_DATASET EXCERPTS_:

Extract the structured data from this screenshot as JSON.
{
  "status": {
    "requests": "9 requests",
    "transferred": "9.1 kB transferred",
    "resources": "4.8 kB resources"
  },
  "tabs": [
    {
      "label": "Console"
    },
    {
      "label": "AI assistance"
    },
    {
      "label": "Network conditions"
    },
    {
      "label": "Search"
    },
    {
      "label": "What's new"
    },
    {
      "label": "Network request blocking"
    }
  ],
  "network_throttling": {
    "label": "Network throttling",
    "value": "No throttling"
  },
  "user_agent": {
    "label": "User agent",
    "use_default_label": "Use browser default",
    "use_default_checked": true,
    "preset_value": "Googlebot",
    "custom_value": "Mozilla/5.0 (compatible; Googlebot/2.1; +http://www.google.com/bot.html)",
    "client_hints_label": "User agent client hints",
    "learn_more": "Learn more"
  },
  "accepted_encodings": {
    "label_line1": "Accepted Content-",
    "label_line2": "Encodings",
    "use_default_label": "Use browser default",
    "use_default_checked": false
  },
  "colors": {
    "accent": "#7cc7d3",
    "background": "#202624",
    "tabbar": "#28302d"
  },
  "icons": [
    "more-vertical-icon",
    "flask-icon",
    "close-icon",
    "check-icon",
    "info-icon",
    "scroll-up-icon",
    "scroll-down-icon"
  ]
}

_WHAT YOU NEED TO DO_:
Using the entries above, find all lines with "Googlebot". Copy them.

_TASK ANSWER_:
    "preset_value": "Googlebot",
    "custom_value": "Mozilla/5.0 (compatible; Googlebot/2.1; +http://www.google.com/bot.html)",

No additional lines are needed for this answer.